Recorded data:
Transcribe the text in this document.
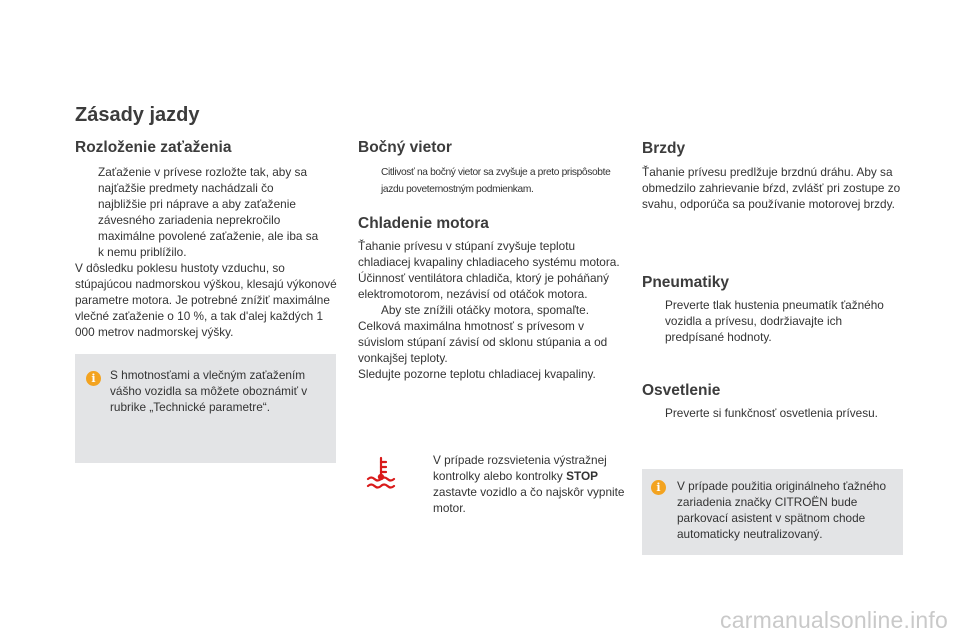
Zásady jazdy
Rozloženie zaťaženia
Zaťaženie v prívese rozložte tak, aby sa najťažšie predmety nachádzali čo najbližšie pri náprave a aby zaťaženie závesného zariadenia neprekročilo maximálne povolené zaťaženie, ale iba sa k nemu priblížilo.

V dôsledku poklesu hustoty vzduchu, so stúpajúcou nadmorskou výškou, klesajú výkonové parametre motora. Je potrebné znížiť maximálne vlečné zaťaženie o 10 %, a tak d'alej každých 1 000 metrov nadmorskej výšky.

i	S hmotnosťami a vlečným zaťažením vášho vozidla sa môžete oboznámiť v rubrike „Technické parametre“.

Bočný vietor
Citlivosť na bočný vietor sa zvyšuje a preto prispôsobte jazdu poveternostným podmienkam.
Chladenie motora

Ťahanie prívesu v stúpaní zvyšuje teplotu chladiacej kvapaliny chladiaceho systému motora.

Účinnosť ventilátora chladiča, ktorý je poháňaný elektromotorom, nezávisí od otáčok motora.

Aby ste znížili otáčky motora, spomaľte.

Celková maximálna hmotnosť s prívesom v súvislom stúpaní závisí od sklonu stúpania a od vonkajšej teploty.

Sledujte pozorne teplotu chladiacej kvapaliny.

V prípade rozsvietenia výstražnej kontrolky alebo kontrolky STOP zastavte vozidlo a čo najskôr vypnite motor.
Brzdy

Ťahanie prívesu predlžuje brzdnú dráhu. Aby sa obmedzilo zahrievanie bŕzd, zvlášť pri zostupe zo svahu, odporúča sa používanie motorovej brzdy.

Pneumatiky
Preverte tlak hustenia pneumatík ťažného vozidla a prívesu, dodržiavajte ich predpísané hodnoty.
Osvetlenie
Preverte si funkčnosť osvetlenia prívesu.
i	V prípade použitia originálneho ťažného zariadenia značky CITROËN bude parkovací asistent v spätnom chode automaticky neutralizovaný.

carmanualsonline.info
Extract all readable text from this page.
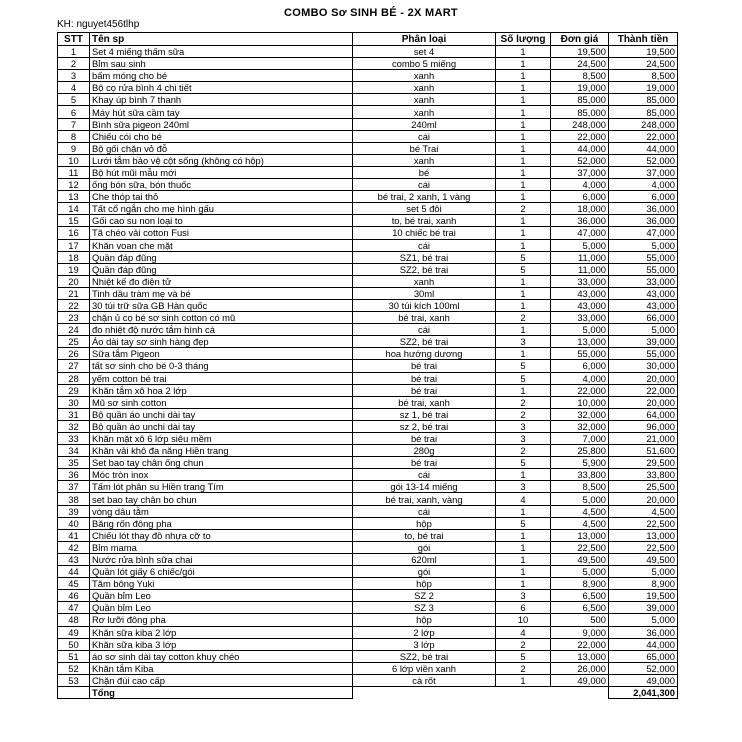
COMBO Sơ SINH BÉ - 2X MART
KH: nguyet456tlhp
STT	Tên sp	Phân loại	Số lượng	Đơn giá	Thành tiền
1	Set 4 miếng thấm sữa	set 4	1	19,500	19,500
2	Bỉm sau sinh	combo 5 miếng	1	24,500	24,500
3	bấm móng cho bé	xanh	1	8,500	8,500
4	Bộ cọ rửa bình 4 chi tiết	xanh	1	19,000	19,000
5	Khay úp bình 7 thanh	xanh	1	85,000	85,000
6	Máy hút sữa cầm tay	xanh	1	85,000	85,000
7	Bình sữa pigeon 240ml	240ml	1	248,000	248,000
8	Chiếu cói cho bé	cái	1	22,000	22,000
9	Bộ gối chặn vỏ đỗ	bé Trai	1	44,000	44,000
10	Lưới tắm bảo vệ cột sống (không có hộp)	xanh	1	52,000	52,000
11	Bộ hút mũi mẫu mới	bé	1	37,000	37,000
12	ống bón sữa, bón thuốc	cái	1	4,000	4,000
13	Che thóp tai thỏ	bé trai, 2 xanh, 1 vàng	1	6,000	6,000
14	Tất cổ ngắn cho mẹ hình gấu	set 5 đôi	2	18,000	36,000
15	Gối cao su non loại to	to, bé trai, xanh	1	36,000	36,000
16	Tã chéo vải cotton Fusi	10 chiếc bé trai	1	47,000	47,000
17	Khăn voan che mặt	cái	1	5,000	5,000
18	Quần đáp đũng	SZ1, bé trai	5	11,000	55,000
19	Quần đáp đũng	SZ2, bé trai	5	11,000	55,000
20	Nhiệt kế đo điện tử	xanh	1	33,000	33,000
21	Tinh dầu tràm mẹ và bé	30ml	1	43,000	43,000
22	30 túi trữ sữa GB Hàn quốc	30 túi kích 100ml	1	43,000	43,000
23	chặn ủ cọ bé sơ sinh cotton có mũ	bé trai, xanh	2	33,000	66,000
24	đo nhiệt độ nước tắm hình cá	cái	1	5,000	5,000
25	Áo dài tay sơ sinh hàng đẹp	SZ2, bé trai	3	13,000	39,000
26	Sữa tắm Pigeon	hoa hướng dương	1	55,000	55,000
27	tất sơ sinh cho bé 0-3 tháng	bé trai	5	6,000	30,000
28	yếm cotton bé trai	bé trai	5	4,000	20,000
29	Khăn tắm xô hoa 2 lớp	bé trai	1	22,000	22,000
30	Mũ sơ sinh cotton	bé trai, xanh	2	10,000	20,000
31	Bộ quần áo unchi dài tay	sz 1, bé trai	2	32,000	64,000
32	Bộ quần áo unchi dài tay	sz 2, bé trai	3	32,000	96,000
33	Khăn mặt xô 6 lớp siêu mềm	bé trai	3	7,000	21,000
34	Khăn vải khô đa năng Hiền trang	280g	2	25,800	51,600
35	Set bao tay chân ống chun	bé trai	5	5,900	29,500
36	Móc tròn inox	cái	1	33,800	33,800
37	Tấm lót phân su Hiền trang Tím	gói 13-14 miếng	3	8,500	25,500
38	set bao tay chân bo chun	bé trai, xanh, vàng	4	5,000	20,000
39	vòng dâu tằm	cái	1	4,500	4,500
40	Băng rốn đông pha	hộp	5	4,500	22,500
41	Chiếu lót thay đồ nhựa cỡ to	to, bé trai	1	13,000	13,000
42	Bỉm mama	gói	1	22,500	22,500
43	Nước rửa bình sữa chai	620ml	1	49,500	49,500
44	Quần lót giấy 6 chiếc/gói	gói	1	5,000	5,000
45	Tăm bông Yuki	hộp	1	8,900	8,900
46	Quần bỉm Leo	SZ 2	3	6,500	19,500
47	Quần bỉm Leo	SZ 3	6	6,500	39,000
48	Rơ lưỡi đông pha	hộp	10	500	5,000
49	Khăn sữa kiba 2 lớp	2 lớp	4	9,000	36,000
50	Khăn sữa kiba 3 lớp	3 lớp	2	22,000	44,000
51	áo sơ sinh dài tay cotton khuy chéo	SZ2, bé trai	5	13,000	65,000
52	Khăn tắm Kiba	6 lớp viền xanh	2	26,000	52,000
53	Chặn đùi cao cấp	cà rốt	1	49,000	49,000
	Tổng				2,041,300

▶ _DIRECTIONS_:
Looking at the listing above, how many of its lines contain the string "xanh"? Give the number alone.

▶ _REPLY_:
12